→ **Work to complete**
Without the pictures, reproduce the records that follow exactly.
[Start of Dataset content]
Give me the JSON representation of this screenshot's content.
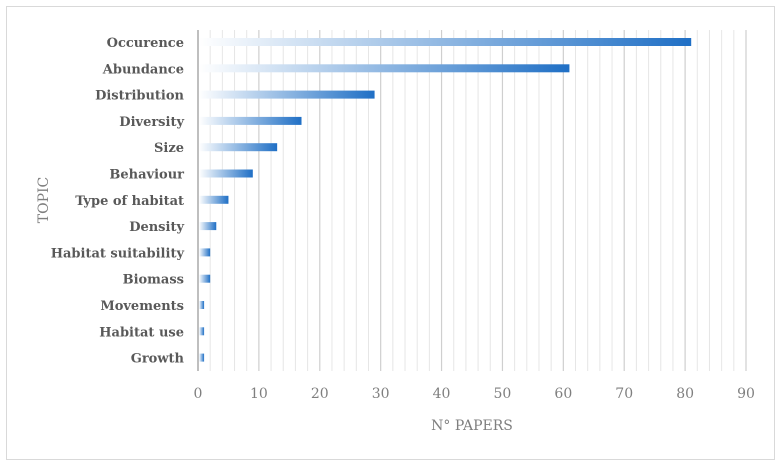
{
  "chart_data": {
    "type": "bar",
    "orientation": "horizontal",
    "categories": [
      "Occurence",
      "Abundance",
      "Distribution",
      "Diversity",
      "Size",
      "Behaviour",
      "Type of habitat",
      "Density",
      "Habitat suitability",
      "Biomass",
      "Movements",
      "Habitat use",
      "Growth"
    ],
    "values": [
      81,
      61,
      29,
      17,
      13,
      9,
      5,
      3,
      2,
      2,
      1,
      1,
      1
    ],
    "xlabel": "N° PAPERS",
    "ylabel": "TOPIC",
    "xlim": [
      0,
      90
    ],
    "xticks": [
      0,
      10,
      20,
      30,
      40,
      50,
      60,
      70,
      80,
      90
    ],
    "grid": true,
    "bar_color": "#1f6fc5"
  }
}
[End of Dataset content]
→ **Final result**
Give me the JSON representation of this screenshot's content.
{
  "chart_data": {
    "type": "bar",
    "orientation": "horizontal",
    "categories": [
      "Occurence",
      "Abundance",
      "Distribution",
      "Diversity",
      "Size",
      "Behaviour",
      "Type of habitat",
      "Density",
      "Habitat suitability",
      "Biomass",
      "Movements",
      "Habitat use",
      "Growth"
    ],
    "values": [
      81,
      61,
      29,
      17,
      13,
      9,
      5,
      3,
      2,
      2,
      1,
      1,
      1
    ],
    "xlabel": "N° PAPERS",
    "ylabel": "TOPIC",
    "xlim": [
      0,
      90
    ],
    "xticks": [
      0,
      10,
      20,
      30,
      40,
      50,
      60,
      70,
      80,
      90
    ],
    "grid": true,
    "bar_color": "#1f6fc5"
  }
}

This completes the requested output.